** begin **

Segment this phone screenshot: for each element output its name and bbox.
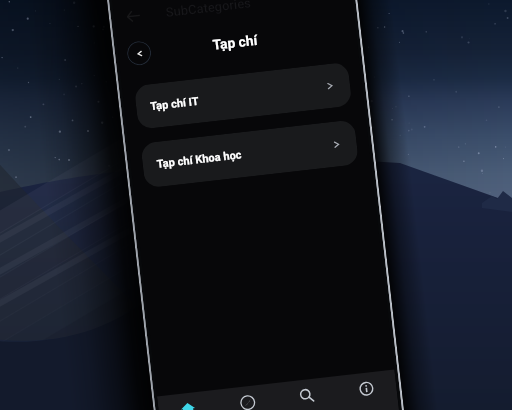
button[interactable]: Back [121,4,145,28]
staticText: Tạp chí IT [150,95,200,113]
button[interactable]: Explore [216,391,281,410]
button[interactable]: Tạp chí Khoa học [140,119,359,188]
button[interactable]: Navigate back [126,40,152,66]
button[interactable]: Tạp chí IT [134,62,352,130]
staticText: Tạp chí Khoa học [156,148,243,171]
button[interactable]: Home [158,398,221,410]
staticText: Tạp chí [212,32,258,53]
button[interactable]: Information [336,377,400,410]
button[interactable]: Search [276,384,340,410]
staticText: SubCategories [165,0,252,20]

** end **

DIRECTIONS FOR THIS TASK:
Copy everything from the line containing "button[interactable]: Back [121,4,145,28]" down to the line containing "button[interactable]: Navigate back", substituting "Discover" for "Explore" and leaving all else unchanged.

WORKED SOLUTION:
button[interactable]: Back [121,4,145,28]
staticText: Tạp chí IT [150,95,200,113]
button[interactable]: Discover [216,391,281,410]
button[interactable]: Tạp chí Khoa học [140,119,359,188]
button[interactable]: Navigate back [126,40,152,66]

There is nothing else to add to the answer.